* **Objective**: Examine each line of the data. Copy those that contain the string "Hommes".

--- START Exercise inputs ---

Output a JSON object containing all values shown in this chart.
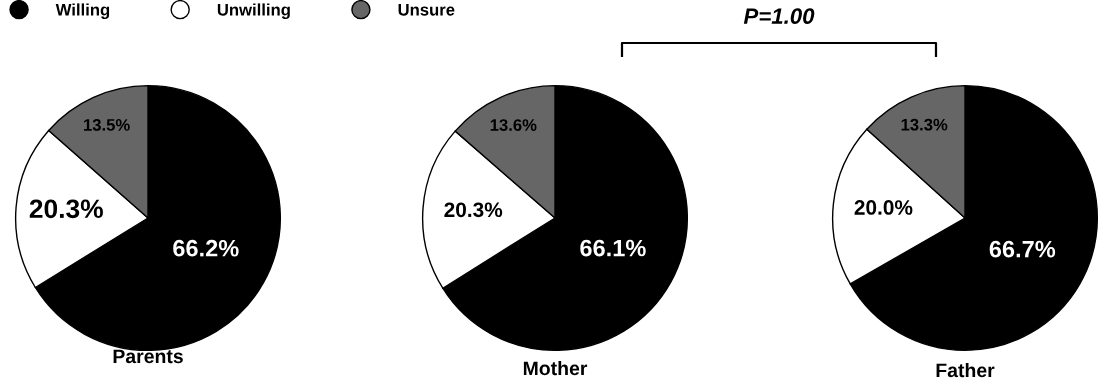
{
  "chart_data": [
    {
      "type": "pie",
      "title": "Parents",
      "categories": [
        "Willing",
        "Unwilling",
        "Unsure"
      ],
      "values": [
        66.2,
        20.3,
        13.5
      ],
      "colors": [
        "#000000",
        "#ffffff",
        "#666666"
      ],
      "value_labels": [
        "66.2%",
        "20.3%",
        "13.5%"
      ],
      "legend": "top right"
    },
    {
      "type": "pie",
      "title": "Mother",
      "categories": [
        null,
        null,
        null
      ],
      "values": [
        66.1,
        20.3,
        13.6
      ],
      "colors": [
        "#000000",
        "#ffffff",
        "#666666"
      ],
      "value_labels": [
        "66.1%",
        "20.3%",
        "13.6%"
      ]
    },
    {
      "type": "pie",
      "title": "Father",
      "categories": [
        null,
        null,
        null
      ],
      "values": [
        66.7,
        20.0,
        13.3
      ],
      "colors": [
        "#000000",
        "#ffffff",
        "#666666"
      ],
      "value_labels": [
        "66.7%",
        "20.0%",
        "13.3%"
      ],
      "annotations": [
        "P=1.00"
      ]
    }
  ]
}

--- END Exercise inputs ---
--- START Exercise inputs ---

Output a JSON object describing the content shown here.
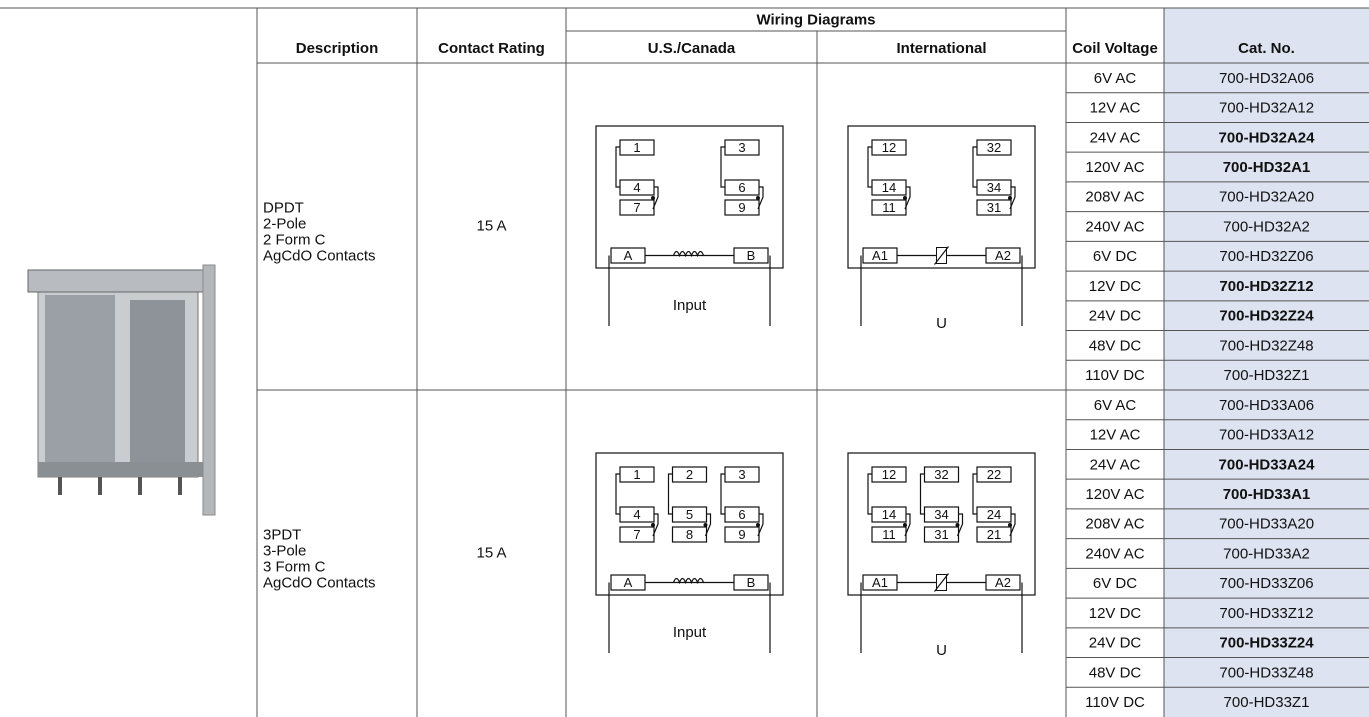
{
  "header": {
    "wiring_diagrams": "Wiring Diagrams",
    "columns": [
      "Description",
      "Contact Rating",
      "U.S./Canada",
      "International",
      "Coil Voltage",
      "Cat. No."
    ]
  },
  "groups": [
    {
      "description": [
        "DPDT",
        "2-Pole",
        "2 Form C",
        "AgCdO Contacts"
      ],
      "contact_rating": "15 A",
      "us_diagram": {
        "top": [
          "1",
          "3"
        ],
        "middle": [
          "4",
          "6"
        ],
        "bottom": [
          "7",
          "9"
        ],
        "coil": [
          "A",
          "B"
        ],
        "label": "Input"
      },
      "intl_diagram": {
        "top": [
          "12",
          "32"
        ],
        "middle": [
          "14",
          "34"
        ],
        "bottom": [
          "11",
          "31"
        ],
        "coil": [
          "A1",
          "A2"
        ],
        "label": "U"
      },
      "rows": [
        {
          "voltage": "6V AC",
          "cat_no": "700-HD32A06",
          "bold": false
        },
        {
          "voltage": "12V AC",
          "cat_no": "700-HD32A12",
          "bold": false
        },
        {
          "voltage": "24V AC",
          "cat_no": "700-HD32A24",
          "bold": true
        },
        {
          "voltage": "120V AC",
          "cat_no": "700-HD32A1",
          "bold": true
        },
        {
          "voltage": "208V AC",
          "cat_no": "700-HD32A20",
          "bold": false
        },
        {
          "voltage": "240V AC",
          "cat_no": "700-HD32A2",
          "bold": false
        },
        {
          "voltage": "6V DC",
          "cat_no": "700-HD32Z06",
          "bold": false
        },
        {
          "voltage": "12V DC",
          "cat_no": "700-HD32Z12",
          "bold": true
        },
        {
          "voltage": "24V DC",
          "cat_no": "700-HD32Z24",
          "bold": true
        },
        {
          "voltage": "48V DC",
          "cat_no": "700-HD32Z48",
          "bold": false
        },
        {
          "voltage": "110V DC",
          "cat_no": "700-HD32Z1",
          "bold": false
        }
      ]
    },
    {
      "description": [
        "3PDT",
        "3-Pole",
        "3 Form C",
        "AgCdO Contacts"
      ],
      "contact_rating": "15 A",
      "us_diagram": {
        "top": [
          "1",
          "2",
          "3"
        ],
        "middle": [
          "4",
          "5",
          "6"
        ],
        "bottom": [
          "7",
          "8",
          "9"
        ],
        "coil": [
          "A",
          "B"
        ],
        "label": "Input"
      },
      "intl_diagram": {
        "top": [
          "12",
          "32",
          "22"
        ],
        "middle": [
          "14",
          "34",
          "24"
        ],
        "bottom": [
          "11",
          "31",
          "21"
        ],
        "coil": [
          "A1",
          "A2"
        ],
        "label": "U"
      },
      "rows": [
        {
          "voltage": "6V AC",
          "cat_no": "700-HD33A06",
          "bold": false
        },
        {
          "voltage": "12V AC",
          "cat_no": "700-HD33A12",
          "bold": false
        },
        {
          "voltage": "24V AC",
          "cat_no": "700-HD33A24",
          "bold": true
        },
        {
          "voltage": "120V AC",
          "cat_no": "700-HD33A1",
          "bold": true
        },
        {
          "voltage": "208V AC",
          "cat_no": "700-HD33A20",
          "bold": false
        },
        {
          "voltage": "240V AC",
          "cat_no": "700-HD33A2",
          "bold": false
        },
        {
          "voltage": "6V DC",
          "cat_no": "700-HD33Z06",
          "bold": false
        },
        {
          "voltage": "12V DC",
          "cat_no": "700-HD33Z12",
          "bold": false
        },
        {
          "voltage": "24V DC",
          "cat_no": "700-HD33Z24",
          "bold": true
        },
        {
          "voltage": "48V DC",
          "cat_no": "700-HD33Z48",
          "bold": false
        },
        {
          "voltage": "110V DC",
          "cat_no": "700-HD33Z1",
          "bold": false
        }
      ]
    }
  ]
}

--- END Exercise inputs ---
--- START Exercise inputs ---

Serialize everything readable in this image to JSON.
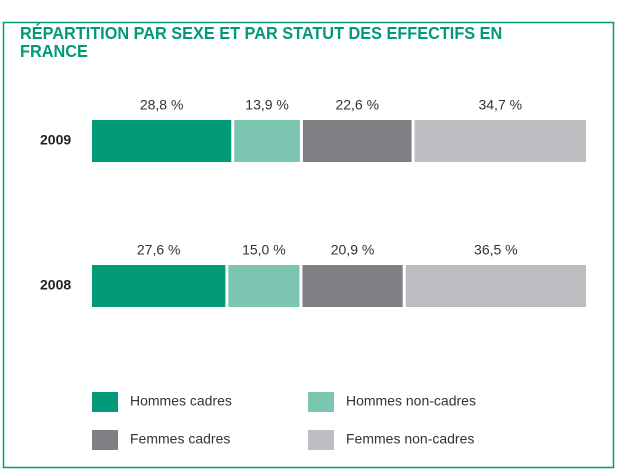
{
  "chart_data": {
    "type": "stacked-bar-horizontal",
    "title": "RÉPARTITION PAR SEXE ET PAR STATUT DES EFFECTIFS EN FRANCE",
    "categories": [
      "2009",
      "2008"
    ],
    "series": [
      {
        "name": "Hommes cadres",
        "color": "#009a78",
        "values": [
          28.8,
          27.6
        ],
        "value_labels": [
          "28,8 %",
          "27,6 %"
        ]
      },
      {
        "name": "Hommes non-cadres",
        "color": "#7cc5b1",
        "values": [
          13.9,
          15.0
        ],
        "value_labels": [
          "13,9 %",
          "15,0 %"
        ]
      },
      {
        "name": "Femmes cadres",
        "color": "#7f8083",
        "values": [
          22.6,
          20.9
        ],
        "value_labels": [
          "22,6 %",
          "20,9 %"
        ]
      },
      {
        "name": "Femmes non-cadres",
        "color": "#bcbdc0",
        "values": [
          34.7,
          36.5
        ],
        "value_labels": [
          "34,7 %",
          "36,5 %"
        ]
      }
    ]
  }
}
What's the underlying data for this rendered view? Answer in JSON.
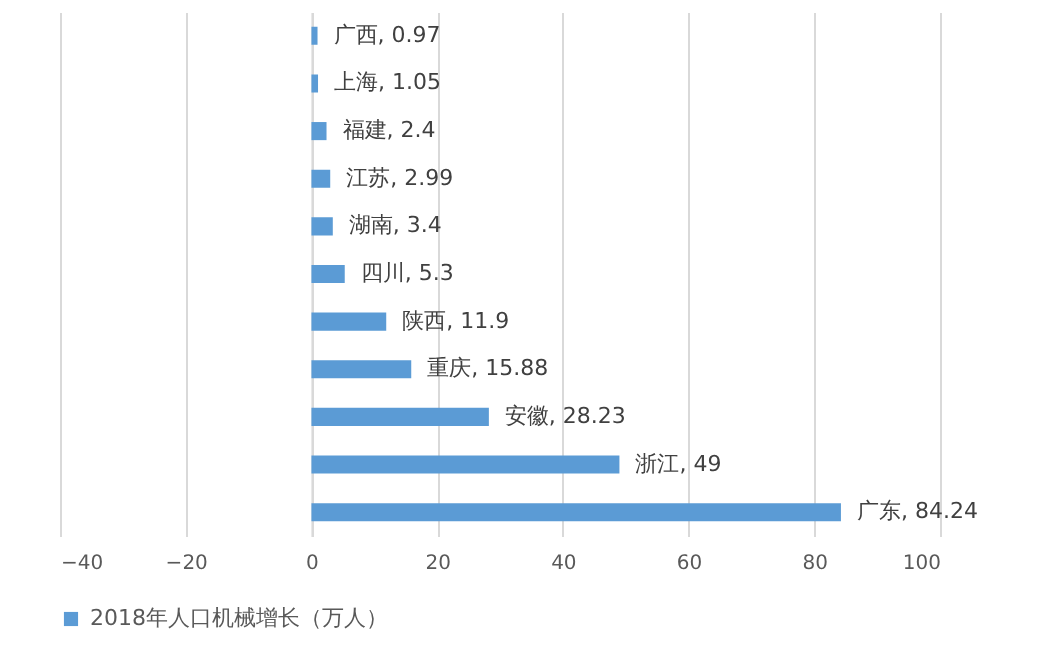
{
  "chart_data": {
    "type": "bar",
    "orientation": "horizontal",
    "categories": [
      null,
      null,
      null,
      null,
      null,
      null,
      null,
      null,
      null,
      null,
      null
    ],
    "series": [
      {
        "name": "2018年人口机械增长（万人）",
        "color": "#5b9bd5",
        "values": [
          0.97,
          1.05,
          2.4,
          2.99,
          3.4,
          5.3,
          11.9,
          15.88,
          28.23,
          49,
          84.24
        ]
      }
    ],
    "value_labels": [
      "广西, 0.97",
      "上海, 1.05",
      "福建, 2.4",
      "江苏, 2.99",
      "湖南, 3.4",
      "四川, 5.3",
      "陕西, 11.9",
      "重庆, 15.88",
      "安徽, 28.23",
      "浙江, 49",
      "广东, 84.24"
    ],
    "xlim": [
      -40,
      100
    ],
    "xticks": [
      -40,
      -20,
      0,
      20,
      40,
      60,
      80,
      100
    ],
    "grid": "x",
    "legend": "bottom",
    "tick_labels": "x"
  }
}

--- END Exercise inputs ---

* **Problem solution**:
        "name": "Hommes cadres",
        "name": "Hommes non-cadres",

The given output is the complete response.